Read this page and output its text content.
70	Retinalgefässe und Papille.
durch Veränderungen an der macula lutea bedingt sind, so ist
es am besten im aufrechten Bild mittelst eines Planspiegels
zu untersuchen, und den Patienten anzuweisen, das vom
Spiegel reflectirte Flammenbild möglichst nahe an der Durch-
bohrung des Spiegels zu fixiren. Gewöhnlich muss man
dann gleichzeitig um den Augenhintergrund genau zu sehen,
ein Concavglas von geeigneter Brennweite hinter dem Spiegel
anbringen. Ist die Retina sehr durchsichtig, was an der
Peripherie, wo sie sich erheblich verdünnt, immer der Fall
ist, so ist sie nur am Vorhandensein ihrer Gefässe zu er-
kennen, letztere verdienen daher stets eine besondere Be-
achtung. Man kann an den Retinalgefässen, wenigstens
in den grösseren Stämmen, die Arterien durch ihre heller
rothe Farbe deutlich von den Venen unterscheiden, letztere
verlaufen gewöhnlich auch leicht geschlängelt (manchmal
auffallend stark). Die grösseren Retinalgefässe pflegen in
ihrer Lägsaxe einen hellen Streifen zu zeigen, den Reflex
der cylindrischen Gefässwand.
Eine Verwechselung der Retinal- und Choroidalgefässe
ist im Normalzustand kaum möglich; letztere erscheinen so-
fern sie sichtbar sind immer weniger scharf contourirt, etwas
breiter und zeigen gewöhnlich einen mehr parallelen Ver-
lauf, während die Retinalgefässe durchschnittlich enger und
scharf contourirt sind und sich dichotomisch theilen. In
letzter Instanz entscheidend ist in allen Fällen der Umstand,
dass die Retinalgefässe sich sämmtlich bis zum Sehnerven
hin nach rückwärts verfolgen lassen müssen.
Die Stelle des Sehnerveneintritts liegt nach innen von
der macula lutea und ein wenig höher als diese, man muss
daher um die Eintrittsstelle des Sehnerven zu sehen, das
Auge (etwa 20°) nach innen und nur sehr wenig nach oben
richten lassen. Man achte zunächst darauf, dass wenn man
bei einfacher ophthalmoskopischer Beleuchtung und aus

++++++++++

**Requirements**
Take the listing above and write it out again exactly.

**Response**
Read this page and output its text content.
70	Retinalgefässe und Papille.
durch Veränderungen an der macula lutea bedingt sind, so ist
es am besten im aufrechten Bild mittelst eines Planspiegels
zu untersuchen, und den Patienten anzuweisen, das vom
Spiegel reflectirte Flammenbild möglichst nahe an der Durch-
bohrung des Spiegels zu fixiren. Gewöhnlich muss man
dann gleichzeitig um den Augenhintergrund genau zu sehen,
ein Concavglas von geeigneter Brennweite hinter dem Spiegel
anbringen. Ist die Retina sehr durchsichtig, was an der
Peripherie, wo sie sich erheblich verdünnt, immer der Fall
ist, so ist sie nur am Vorhandensein ihrer Gefässe zu er-
kennen, letztere verdienen daher stets eine besondere Be-
achtung. Man kann an den Retinalgefässen, wenigstens
in den grösseren Stämmen, die Arterien durch ihre heller
rothe Farbe deutlich von den Venen unterscheiden, letztere
verlaufen gewöhnlich auch leicht geschlängelt (manchmal
auffallend stark). Die grösseren Retinalgefässe pflegen in
ihrer Lägsaxe einen hellen Streifen zu zeigen, den Reflex
der cylindrischen Gefässwand.
Eine Verwechselung der Retinal- und Choroidalgefässe
ist im Normalzustand kaum möglich; letztere erscheinen so-
fern sie sichtbar sind immer weniger scharf contourirt, etwas
breiter und zeigen gewöhnlich einen mehr parallelen Ver-
lauf, während die Retinalgefässe durchschnittlich enger und
scharf contourirt sind und sich dichotomisch theilen. In
letzter Instanz entscheidend ist in allen Fällen der Umstand,
dass die Retinalgefässe sich sämmtlich bis zum Sehnerven
hin nach rückwärts verfolgen lassen müssen.
Die Stelle des Sehnerveneintritts liegt nach innen von
der macula lutea und ein wenig höher als diese, man muss
daher um die Eintrittsstelle des Sehnerven zu sehen, das
Auge (etwa 20°) nach innen und nur sehr wenig nach oben
richten lassen. Man achte zunächst darauf, dass wenn man
bei einfacher ophthalmoskopischer Beleuchtung und aus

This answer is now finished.